[start]

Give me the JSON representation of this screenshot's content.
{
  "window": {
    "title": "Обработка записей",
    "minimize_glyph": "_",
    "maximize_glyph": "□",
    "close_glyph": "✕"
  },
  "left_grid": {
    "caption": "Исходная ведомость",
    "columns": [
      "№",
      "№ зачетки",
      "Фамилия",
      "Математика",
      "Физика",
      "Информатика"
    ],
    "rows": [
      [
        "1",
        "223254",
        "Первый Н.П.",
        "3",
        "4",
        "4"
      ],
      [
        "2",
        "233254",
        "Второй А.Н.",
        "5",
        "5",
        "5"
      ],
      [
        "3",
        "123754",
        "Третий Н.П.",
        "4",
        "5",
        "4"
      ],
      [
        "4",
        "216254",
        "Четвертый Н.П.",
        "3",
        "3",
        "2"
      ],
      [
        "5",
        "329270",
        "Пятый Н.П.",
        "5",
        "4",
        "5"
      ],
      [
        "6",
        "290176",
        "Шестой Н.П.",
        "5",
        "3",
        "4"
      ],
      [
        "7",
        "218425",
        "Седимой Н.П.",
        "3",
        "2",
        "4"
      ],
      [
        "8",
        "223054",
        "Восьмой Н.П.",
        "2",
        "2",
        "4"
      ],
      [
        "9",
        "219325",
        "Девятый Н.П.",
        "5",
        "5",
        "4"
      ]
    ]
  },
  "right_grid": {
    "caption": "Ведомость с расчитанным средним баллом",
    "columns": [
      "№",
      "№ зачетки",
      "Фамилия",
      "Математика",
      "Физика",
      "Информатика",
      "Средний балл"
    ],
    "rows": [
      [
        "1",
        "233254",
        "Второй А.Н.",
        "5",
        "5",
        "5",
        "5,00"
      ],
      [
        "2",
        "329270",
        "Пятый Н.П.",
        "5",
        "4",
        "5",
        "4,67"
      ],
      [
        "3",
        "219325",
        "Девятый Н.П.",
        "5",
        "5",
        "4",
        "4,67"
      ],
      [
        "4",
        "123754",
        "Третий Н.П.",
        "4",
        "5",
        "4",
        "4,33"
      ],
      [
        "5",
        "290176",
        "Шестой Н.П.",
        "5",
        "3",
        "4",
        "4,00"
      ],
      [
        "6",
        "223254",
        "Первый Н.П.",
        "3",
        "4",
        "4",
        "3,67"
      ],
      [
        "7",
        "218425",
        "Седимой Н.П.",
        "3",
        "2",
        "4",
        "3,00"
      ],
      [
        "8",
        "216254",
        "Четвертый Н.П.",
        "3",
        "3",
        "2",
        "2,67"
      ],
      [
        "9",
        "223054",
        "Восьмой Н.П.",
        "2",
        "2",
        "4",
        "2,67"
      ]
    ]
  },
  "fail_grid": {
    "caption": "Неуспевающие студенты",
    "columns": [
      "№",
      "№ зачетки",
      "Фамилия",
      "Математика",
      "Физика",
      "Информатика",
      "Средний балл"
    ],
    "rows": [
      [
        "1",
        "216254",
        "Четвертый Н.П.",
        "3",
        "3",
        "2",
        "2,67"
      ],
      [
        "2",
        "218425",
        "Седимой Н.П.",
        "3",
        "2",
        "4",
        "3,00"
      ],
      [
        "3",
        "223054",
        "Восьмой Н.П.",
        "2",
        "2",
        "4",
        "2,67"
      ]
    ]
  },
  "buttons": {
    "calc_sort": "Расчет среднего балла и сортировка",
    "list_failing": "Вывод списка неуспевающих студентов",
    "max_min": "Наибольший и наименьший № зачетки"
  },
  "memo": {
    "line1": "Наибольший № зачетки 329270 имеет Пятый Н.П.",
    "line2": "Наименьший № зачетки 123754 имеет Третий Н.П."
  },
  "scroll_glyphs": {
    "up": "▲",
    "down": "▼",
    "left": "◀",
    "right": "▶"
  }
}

[end]

◆ **DIRECTIONS**: Reproduce the listing shown above in its entirety, exactly.

◆ **RESULT FOR THIS EXERCISE**:
Give me the JSON representation of this screenshot's content.
{
  "window": {
    "title": "Обработка записей",
    "minimize_glyph": "_",
    "maximize_glyph": "□",
    "close_glyph": "✕"
  },
  "left_grid": {
    "caption": "Исходная ведомость",
    "columns": [
      "№",
      "№ зачетки",
      "Фамилия",
      "Математика",
      "Физика",
      "Информатика"
    ],
    "rows": [
      [
        "1",
        "223254",
        "Первый Н.П.",
        "3",
        "4",
        "4"
      ],
      [
        "2",
        "233254",
        "Второй А.Н.",
        "5",
        "5",
        "5"
      ],
      [
        "3",
        "123754",
        "Третий Н.П.",
        "4",
        "5",
        "4"
      ],
      [
        "4",
        "216254",
        "Четвертый Н.П.",
        "3",
        "3",
        "2"
      ],
      [
        "5",
        "329270",
        "Пятый Н.П.",
        "5",
        "4",
        "5"
      ],
      [
        "6",
        "290176",
        "Шестой Н.П.",
        "5",
        "3",
        "4"
      ],
      [
        "7",
        "218425",
        "Седимой Н.П.",
        "3",
        "2",
        "4"
      ],
      [
        "8",
        "223054",
        "Восьмой Н.П.",
        "2",
        "2",
        "4"
      ],
      [
        "9",
        "219325",
        "Девятый Н.П.",
        "5",
        "5",
        "4"
      ]
    ]
  },
  "right_grid": {
    "caption": "Ведомость с расчитанным средним баллом",
    "columns": [
      "№",
      "№ зачетки",
      "Фамилия",
      "Математика",
      "Физика",
      "Информатика",
      "Средний балл"
    ],
    "rows": [
      [
        "1",
        "233254",
        "Второй А.Н.",
        "5",
        "5",
        "5",
        "5,00"
      ],
      [
        "2",
        "329270",
        "Пятый Н.П.",
        "5",
        "4",
        "5",
        "4,67"
      ],
      [
        "3",
        "219325",
        "Девятый Н.П.",
        "5",
        "5",
        "4",
        "4,67"
      ],
      [
        "4",
        "123754",
        "Третий Н.П.",
        "4",
        "5",
        "4",
        "4,33"
      ],
      [
        "5",
        "290176",
        "Шестой Н.П.",
        "5",
        "3",
        "4",
        "4,00"
      ],
      [
        "6",
        "223254",
        "Первый Н.П.",
        "3",
        "4",
        "4",
        "3,67"
      ],
      [
        "7",
        "218425",
        "Седимой Н.П.",
        "3",
        "2",
        "4",
        "3,00"
      ],
      [
        "8",
        "216254",
        "Четвертый Н.П.",
        "3",
        "3",
        "2",
        "2,67"
      ],
      [
        "9",
        "223054",
        "Восьмой Н.П.",
        "2",
        "2",
        "4",
        "2,67"
      ]
    ]
  },
  "fail_grid": {
    "caption": "Неуспевающие студенты",
    "columns": [
      "№",
      "№ зачетки",
      "Фамилия",
      "Математика",
      "Физика",
      "Информатика",
      "Средний балл"
    ],
    "rows": [
      [
        "1",
        "216254",
        "Четвертый Н.П.",
        "3",
        "3",
        "2",
        "2,67"
      ],
      [
        "2",
        "218425",
        "Седимой Н.П.",
        "3",
        "2",
        "4",
        "3,00"
      ],
      [
        "3",
        "223054",
        "Восьмой Н.П.",
        "2",
        "2",
        "4",
        "2,67"
      ]
    ]
  },
  "buttons": {
    "calc_sort": "Расчет среднего балла и сортировка",
    "list_failing": "Вывод списка неуспевающих студентов",
    "max_min": "Наибольший и наименьший № зачетки"
  },
  "memo": {
    "line1": "Наибольший № зачетки 329270 имеет Пятый Н.П.",
    "line2": "Наименьший № зачетки 123754 имеет Третий Н.П."
  },
  "scroll_glyphs": {
    "up": "▲",
    "down": "▼",
    "left": "◀",
    "right": "▶"
  }
}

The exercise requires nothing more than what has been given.